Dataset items

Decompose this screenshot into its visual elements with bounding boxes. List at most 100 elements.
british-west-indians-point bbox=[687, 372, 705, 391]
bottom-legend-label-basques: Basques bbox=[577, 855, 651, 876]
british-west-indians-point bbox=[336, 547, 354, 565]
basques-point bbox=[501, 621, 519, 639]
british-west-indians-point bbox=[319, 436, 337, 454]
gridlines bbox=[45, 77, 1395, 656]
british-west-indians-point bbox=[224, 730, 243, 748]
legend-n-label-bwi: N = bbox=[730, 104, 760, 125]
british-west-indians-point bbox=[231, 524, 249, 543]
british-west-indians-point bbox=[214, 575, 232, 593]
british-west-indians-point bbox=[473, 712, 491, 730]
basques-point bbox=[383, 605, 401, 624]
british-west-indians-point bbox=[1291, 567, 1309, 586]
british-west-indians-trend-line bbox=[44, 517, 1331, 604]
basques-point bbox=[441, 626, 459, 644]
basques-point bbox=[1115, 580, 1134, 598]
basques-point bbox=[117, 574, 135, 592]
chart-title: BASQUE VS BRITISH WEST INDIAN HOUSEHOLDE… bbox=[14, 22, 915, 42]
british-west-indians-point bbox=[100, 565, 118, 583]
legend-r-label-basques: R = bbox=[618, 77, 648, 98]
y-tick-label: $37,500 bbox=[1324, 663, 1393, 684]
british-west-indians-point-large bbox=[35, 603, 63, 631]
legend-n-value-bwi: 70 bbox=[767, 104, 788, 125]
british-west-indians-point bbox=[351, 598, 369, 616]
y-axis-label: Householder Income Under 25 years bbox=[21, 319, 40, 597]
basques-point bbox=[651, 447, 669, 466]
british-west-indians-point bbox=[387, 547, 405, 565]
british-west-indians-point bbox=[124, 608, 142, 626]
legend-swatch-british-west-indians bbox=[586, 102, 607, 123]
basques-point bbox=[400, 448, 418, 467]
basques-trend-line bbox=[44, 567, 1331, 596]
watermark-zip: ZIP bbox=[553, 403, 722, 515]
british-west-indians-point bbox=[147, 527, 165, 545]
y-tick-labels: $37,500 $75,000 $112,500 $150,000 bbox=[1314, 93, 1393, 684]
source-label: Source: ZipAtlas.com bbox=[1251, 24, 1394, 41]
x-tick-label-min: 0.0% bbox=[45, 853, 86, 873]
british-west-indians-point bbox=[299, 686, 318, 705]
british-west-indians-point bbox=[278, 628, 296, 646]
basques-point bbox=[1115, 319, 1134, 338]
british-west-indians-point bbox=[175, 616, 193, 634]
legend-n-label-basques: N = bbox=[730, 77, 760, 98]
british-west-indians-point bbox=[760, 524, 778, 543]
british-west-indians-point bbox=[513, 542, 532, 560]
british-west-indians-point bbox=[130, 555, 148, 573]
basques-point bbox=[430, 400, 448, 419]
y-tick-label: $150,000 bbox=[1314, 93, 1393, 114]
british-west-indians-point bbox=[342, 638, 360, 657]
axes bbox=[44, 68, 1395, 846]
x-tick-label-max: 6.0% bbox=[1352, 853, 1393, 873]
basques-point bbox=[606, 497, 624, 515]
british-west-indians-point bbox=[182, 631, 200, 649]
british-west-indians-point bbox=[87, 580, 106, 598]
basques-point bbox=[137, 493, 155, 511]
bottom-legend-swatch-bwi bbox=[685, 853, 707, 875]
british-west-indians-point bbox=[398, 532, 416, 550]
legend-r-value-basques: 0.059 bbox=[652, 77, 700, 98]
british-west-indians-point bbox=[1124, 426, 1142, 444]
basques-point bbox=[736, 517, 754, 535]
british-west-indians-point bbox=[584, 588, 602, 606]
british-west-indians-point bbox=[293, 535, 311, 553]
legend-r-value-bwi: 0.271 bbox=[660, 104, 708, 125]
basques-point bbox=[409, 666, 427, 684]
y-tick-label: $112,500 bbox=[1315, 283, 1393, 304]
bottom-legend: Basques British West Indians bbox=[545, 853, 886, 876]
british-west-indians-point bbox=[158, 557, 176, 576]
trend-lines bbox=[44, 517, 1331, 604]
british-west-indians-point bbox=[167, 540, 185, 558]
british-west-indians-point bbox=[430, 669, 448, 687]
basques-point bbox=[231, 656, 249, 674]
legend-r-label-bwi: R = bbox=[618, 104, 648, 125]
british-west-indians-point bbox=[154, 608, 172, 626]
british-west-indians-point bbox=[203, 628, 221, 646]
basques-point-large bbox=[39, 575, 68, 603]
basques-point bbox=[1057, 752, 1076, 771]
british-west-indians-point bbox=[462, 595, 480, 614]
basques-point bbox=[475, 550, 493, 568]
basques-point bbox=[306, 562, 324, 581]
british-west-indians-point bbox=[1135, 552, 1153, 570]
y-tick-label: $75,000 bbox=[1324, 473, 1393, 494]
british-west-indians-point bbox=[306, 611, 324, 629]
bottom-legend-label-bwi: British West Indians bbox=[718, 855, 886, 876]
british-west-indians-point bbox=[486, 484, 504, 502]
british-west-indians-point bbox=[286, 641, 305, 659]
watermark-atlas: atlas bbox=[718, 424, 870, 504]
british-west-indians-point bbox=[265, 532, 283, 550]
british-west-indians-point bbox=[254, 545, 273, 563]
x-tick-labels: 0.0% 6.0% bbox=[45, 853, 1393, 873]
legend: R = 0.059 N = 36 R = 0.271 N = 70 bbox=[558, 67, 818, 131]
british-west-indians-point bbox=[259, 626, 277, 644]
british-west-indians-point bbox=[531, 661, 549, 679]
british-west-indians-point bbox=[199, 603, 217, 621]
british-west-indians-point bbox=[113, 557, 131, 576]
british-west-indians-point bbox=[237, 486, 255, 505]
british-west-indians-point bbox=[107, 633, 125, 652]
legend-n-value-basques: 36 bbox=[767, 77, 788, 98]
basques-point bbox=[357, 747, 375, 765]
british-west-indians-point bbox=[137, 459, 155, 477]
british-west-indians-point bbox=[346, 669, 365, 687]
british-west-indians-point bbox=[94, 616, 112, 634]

TASK TO COMPLETE
Rewrite the data above, changing each "basques-point" to "basque-marker" and leaving all other text unchanged.

FINAL RESULT
Decompose this screenshot into its visual elements with bounding boxes. List at most 100 elements.
british-west-indians-point bbox=[687, 372, 705, 391]
bottom-legend-label-basques: Basques bbox=[577, 855, 651, 876]
british-west-indians-point bbox=[336, 547, 354, 565]
basque-marker bbox=[501, 621, 519, 639]
british-west-indians-point bbox=[319, 436, 337, 454]
gridlines bbox=[45, 77, 1395, 656]
british-west-indians-point bbox=[224, 730, 243, 748]
legend-n-label-bwi: N = bbox=[730, 104, 760, 125]
british-west-indians-point bbox=[231, 524, 249, 543]
british-west-indians-point bbox=[214, 575, 232, 593]
british-west-indians-point bbox=[473, 712, 491, 730]
basque-marker bbox=[383, 605, 401, 624]
british-west-indians-point bbox=[1291, 567, 1309, 586]
british-west-indians-trend-line bbox=[44, 517, 1331, 604]
basque-marker bbox=[441, 626, 459, 644]
basque-marker bbox=[1115, 580, 1134, 598]
basque-marker bbox=[117, 574, 135, 592]
chart-title: BASQUE VS BRITISH WEST INDIAN HOUSEHOLDE… bbox=[14, 22, 915, 42]
british-west-indians-point bbox=[100, 565, 118, 583]
legend-r-label-basques: R = bbox=[618, 77, 648, 98]
y-tick-label: $37,500 bbox=[1324, 663, 1393, 684]
british-west-indians-point-large bbox=[35, 603, 63, 631]
legend-n-value-bwi: 70 bbox=[767, 104, 788, 125]
british-west-indians-point bbox=[351, 598, 369, 616]
y-axis-label: Householder Income Under 25 years bbox=[21, 319, 40, 597]
basque-marker bbox=[651, 447, 669, 466]
british-west-indians-point bbox=[387, 547, 405, 565]
british-west-indians-point bbox=[124, 608, 142, 626]
legend-swatch-british-west-indians bbox=[586, 102, 607, 123]
basque-marker bbox=[400, 448, 418, 467]
basques-trend-line bbox=[44, 567, 1331, 596]
watermark-zip: ZIP bbox=[553, 403, 722, 515]
british-west-indians-point bbox=[147, 527, 165, 545]
y-tick-labels: $37,500 $75,000 $112,500 $150,000 bbox=[1314, 93, 1393, 684]
source-label: Source: ZipAtlas.com bbox=[1251, 24, 1394, 41]
x-tick-label-min: 0.0% bbox=[45, 853, 86, 873]
british-west-indians-point bbox=[299, 686, 318, 705]
british-west-indians-point bbox=[278, 628, 296, 646]
basque-marker bbox=[1115, 319, 1134, 338]
british-west-indians-point bbox=[175, 616, 193, 634]
legend-n-label-basques: N = bbox=[730, 77, 760, 98]
british-west-indians-point bbox=[760, 524, 778, 543]
british-west-indians-point bbox=[513, 542, 532, 560]
british-west-indians-point bbox=[130, 555, 148, 573]
basque-marker bbox=[430, 400, 448, 419]
y-tick-label: $150,000 bbox=[1314, 93, 1393, 114]
british-west-indians-point bbox=[342, 638, 360, 657]
axes bbox=[44, 68, 1395, 846]
x-tick-label-max: 6.0% bbox=[1352, 853, 1393, 873]
basque-marker bbox=[606, 497, 624, 515]
british-west-indians-point bbox=[182, 631, 200, 649]
british-west-indians-point bbox=[87, 580, 106, 598]
basque-marker bbox=[137, 493, 155, 511]
bottom-legend-swatch-bwi bbox=[685, 853, 707, 875]
british-west-indians-point bbox=[398, 532, 416, 550]
legend-r-value-basques: 0.059 bbox=[652, 77, 700, 98]
british-west-indians-point bbox=[1124, 426, 1142, 444]
basque-marker bbox=[736, 517, 754, 535]
british-west-indians-point bbox=[584, 588, 602, 606]
british-west-indians-point bbox=[293, 535, 311, 553]
legend-r-value-bwi: 0.271 bbox=[660, 104, 708, 125]
basque-marker bbox=[409, 666, 427, 684]
y-tick-label: $112,500 bbox=[1315, 283, 1393, 304]
bottom-legend: Basques British West Indians bbox=[545, 853, 886, 876]
british-west-indians-point bbox=[158, 557, 176, 576]
trend-lines bbox=[44, 517, 1331, 604]
british-west-indians-point bbox=[167, 540, 185, 558]
british-west-indians-point bbox=[430, 669, 448, 687]
basque-marker bbox=[231, 656, 249, 674]
legend-r-label-bwi: R = bbox=[618, 104, 648, 125]
british-west-indians-point bbox=[154, 608, 172, 626]
british-west-indians-point bbox=[203, 628, 221, 646]
basque-marker-large bbox=[39, 575, 68, 603]
basque-marker bbox=[1057, 752, 1076, 771]
british-west-indians-point bbox=[462, 595, 480, 614]
basque-marker bbox=[475, 550, 493, 568]
basque-marker bbox=[306, 562, 324, 581]
british-west-indians-point bbox=[1135, 552, 1153, 570]
y-tick-label: $75,000 bbox=[1324, 473, 1393, 494]
british-west-indians-point bbox=[306, 611, 324, 629]
bottom-legend-label-bwi: British West Indians bbox=[718, 855, 886, 876]
british-west-indians-point bbox=[486, 484, 504, 502]
british-west-indians-point bbox=[286, 641, 305, 659]
watermark-atlas: atlas bbox=[718, 424, 870, 504]
british-west-indians-point bbox=[265, 532, 283, 550]
british-west-indians-point bbox=[254, 545, 273, 563]
x-tick-labels: 0.0% 6.0% bbox=[45, 853, 1393, 873]
legend: R = 0.059 N = 36 R = 0.271 N = 70 bbox=[558, 67, 818, 131]
british-west-indians-point bbox=[259, 626, 277, 644]
british-west-indians-point bbox=[531, 661, 549, 679]
british-west-indians-point bbox=[199, 603, 217, 621]
british-west-indians-point bbox=[113, 557, 131, 576]
british-west-indians-point bbox=[237, 486, 255, 505]
british-west-indians-point bbox=[107, 633, 125, 652]
legend-n-value-basques: 36 bbox=[767, 77, 788, 98]
basque-marker bbox=[357, 747, 375, 765]
british-west-indians-point bbox=[137, 459, 155, 477]
british-west-indians-point bbox=[346, 669, 365, 687]
british-west-indians-point bbox=[94, 616, 112, 634]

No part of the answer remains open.